▶ **Secção do documento**:

O Sonhador
O sonhador, herói trágico do livro Noites Brancas de Dostoiévsky, é um ser intemporal, que vive alheado da realidade que o rodeia. Para este ser sonhador, a realidade objectiva confunde-se com o sonho. E, quando digo “sonhador”, não me refiro apenas a um ser romântico (lamechas). Refiro-me a autênticas aberrações sociais, sonhadoras, alheadas de toda e qualquer realidade, que se vão esquecendo progressivamente das suas fraquezas, das suas dificuldades em relacionar-se com o sexo oposto e, por conseguinte, acabam por perder o seu lugar no mundo.

▶ **O que se pede**:
Retome o texto sobre o sonhador e prossiga-o a partir da sua última frase. As linhas que se seguem constituem material à parte, sem relação com o texto sobre o sonhador.

▶ **Material fornecido**:
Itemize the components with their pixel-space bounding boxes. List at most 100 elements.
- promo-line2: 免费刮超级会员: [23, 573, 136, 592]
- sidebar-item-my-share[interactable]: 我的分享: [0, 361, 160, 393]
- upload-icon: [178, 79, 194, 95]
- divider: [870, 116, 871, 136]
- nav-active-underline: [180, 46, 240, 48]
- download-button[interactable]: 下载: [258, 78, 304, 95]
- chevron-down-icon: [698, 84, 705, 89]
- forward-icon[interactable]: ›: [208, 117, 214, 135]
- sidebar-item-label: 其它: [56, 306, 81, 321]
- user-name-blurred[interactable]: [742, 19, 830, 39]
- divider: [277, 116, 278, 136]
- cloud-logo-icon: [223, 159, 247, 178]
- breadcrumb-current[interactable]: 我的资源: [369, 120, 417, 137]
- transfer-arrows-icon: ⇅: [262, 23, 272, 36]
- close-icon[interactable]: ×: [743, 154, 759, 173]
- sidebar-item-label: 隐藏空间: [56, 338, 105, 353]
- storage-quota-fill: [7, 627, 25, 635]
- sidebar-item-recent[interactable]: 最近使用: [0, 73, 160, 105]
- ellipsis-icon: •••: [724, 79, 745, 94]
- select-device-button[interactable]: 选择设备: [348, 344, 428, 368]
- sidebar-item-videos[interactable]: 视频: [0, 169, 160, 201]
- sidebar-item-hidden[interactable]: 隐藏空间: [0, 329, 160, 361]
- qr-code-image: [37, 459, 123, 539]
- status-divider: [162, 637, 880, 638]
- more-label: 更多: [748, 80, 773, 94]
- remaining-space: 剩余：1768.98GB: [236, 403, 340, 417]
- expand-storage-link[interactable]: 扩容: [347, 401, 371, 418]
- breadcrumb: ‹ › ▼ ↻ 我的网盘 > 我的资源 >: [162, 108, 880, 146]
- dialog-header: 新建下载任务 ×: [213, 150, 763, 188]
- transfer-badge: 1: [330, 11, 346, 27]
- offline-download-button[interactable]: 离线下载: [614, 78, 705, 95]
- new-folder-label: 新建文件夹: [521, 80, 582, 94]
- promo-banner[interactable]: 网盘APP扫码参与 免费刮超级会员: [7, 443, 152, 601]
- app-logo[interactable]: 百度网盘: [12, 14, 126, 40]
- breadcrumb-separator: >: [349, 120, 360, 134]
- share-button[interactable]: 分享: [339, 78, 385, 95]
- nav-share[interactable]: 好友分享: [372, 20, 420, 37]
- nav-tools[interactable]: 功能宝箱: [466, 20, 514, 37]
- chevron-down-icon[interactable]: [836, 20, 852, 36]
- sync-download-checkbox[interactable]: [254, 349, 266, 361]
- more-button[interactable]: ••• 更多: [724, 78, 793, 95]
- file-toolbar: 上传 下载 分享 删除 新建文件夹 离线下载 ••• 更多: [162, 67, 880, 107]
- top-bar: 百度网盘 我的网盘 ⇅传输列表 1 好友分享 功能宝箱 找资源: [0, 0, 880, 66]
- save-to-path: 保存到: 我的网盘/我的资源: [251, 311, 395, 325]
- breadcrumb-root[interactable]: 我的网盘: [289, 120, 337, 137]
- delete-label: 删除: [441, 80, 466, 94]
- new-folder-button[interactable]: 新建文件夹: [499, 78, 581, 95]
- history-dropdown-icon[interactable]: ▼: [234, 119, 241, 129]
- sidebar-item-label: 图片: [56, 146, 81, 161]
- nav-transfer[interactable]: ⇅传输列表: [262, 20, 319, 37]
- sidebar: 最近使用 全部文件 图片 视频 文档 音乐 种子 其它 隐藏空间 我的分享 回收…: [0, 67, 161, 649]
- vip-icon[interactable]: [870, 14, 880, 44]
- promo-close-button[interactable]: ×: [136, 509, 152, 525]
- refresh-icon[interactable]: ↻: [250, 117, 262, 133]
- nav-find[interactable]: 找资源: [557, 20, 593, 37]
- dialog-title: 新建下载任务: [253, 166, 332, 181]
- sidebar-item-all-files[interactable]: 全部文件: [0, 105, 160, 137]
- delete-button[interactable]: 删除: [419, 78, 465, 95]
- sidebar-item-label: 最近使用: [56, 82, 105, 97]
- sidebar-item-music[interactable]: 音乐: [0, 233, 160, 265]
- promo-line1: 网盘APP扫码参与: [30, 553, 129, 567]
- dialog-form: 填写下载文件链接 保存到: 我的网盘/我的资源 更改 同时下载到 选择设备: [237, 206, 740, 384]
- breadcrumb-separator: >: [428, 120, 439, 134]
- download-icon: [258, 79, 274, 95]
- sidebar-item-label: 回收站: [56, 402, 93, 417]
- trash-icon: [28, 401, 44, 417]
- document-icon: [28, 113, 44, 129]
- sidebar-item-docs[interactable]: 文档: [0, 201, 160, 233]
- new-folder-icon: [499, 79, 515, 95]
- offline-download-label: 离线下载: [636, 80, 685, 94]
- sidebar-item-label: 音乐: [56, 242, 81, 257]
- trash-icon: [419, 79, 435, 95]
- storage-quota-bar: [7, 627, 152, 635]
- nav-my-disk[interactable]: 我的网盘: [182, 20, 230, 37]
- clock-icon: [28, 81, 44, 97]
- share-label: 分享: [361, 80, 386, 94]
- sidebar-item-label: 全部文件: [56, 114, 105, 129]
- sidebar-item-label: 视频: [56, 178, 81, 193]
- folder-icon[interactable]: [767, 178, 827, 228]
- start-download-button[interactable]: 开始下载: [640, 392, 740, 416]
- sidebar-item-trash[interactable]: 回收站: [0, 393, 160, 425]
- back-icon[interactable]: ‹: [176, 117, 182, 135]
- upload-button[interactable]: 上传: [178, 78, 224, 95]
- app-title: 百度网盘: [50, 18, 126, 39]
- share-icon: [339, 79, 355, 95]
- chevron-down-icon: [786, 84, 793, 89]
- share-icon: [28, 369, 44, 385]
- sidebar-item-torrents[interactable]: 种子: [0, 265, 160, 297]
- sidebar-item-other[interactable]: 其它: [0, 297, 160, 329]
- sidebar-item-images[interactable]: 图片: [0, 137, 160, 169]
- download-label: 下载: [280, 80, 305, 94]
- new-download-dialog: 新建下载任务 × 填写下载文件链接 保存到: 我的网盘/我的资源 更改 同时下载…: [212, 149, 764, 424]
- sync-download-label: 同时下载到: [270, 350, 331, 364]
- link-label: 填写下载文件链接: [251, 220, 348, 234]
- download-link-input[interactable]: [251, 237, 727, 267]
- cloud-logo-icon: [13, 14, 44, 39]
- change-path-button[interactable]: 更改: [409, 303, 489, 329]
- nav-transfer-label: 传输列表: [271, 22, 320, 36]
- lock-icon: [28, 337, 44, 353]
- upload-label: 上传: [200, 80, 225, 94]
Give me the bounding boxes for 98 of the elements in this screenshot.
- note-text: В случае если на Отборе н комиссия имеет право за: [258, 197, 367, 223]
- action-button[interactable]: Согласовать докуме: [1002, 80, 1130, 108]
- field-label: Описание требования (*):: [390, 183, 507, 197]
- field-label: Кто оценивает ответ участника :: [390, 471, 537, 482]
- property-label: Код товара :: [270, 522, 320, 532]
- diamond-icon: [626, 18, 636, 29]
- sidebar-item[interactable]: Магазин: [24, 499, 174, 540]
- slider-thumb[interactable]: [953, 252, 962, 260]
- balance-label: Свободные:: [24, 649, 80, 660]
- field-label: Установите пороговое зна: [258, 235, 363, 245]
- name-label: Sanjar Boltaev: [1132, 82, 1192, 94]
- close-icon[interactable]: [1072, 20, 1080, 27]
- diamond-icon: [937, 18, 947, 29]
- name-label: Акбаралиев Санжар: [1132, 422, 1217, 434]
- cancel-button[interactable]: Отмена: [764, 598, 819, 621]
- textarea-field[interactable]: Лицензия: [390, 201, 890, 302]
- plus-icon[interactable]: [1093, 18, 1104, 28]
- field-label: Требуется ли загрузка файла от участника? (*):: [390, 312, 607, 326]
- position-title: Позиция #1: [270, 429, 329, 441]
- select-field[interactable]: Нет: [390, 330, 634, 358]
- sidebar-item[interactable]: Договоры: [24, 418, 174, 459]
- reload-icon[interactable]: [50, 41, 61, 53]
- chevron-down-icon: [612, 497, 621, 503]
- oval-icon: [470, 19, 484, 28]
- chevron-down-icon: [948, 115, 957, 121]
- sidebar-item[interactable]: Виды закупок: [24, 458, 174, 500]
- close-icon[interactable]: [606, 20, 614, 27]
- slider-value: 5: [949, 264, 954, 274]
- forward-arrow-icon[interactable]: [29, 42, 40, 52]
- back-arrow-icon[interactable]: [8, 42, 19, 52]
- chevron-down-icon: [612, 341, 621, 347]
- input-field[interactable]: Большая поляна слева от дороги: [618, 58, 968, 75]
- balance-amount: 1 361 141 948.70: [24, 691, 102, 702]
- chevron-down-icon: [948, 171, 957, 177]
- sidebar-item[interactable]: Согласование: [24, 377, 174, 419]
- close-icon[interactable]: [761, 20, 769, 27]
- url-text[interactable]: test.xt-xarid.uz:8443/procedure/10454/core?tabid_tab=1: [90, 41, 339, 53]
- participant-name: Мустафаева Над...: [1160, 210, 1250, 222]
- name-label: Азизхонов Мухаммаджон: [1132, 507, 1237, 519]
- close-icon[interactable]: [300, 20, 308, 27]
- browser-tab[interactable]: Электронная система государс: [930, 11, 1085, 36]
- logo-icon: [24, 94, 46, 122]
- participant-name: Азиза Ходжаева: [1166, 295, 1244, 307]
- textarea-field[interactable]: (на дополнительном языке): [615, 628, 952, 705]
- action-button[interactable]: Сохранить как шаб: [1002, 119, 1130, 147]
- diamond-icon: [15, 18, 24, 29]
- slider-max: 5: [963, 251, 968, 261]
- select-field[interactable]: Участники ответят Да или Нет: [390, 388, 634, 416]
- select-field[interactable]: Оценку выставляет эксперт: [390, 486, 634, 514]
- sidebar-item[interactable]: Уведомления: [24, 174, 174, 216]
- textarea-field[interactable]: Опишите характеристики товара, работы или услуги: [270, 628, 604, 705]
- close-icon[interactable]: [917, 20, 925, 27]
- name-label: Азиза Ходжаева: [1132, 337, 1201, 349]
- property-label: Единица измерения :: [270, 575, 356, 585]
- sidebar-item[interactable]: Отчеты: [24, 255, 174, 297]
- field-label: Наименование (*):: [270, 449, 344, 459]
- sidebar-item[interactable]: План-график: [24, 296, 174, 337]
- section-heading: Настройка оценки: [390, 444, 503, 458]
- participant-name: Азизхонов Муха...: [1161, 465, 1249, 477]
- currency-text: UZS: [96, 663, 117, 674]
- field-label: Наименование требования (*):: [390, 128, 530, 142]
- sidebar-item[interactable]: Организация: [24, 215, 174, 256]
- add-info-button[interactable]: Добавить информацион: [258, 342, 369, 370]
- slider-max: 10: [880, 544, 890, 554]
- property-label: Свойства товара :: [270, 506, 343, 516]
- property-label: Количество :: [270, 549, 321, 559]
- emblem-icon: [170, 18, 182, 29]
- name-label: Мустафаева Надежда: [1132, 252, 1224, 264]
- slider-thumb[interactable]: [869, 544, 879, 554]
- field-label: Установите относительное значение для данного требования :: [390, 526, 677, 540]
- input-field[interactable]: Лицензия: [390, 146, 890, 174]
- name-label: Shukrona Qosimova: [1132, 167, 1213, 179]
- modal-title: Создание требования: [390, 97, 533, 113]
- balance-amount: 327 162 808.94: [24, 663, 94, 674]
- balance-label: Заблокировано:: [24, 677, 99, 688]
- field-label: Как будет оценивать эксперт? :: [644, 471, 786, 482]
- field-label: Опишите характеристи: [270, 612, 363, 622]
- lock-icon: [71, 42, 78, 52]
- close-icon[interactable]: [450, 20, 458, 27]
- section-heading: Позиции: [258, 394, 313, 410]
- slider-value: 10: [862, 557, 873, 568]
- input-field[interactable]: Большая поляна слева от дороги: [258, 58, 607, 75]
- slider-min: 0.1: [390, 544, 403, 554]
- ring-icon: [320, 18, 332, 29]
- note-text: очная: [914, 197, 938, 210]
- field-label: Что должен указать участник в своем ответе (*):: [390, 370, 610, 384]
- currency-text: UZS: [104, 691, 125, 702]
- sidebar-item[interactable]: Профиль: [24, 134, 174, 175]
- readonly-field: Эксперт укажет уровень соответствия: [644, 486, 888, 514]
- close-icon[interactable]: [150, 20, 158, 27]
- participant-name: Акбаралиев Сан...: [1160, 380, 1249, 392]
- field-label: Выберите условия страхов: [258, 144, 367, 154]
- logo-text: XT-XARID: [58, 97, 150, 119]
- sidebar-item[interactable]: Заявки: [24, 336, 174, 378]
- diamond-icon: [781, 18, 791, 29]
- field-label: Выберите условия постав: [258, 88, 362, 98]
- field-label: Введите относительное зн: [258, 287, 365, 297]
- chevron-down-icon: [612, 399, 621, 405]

▶ **Resultado da tarefa**:
Assim, a pouco e pouco, o sonhador começa a desinteressar-se pelos interesses comuns, começa a viver uma vida real no sonho. Ou melhor, mergulhado numa profunda solidão, o sonhador começa a transpor os seus sonhos e as suas ilusões para o mundo real, para a vida. É nesse momento que o sonho, que começou por imitar a vida, se torna nela.
O herói trágico de Dostoiévsky, apesar de representar um caso extremo de “sonhadorismo”, quase de insanidade mental, reflecte-se ainda hoje em muitos de nós, seres mortais, incapacitados biologicamente para o confronto com o objecto de atracção.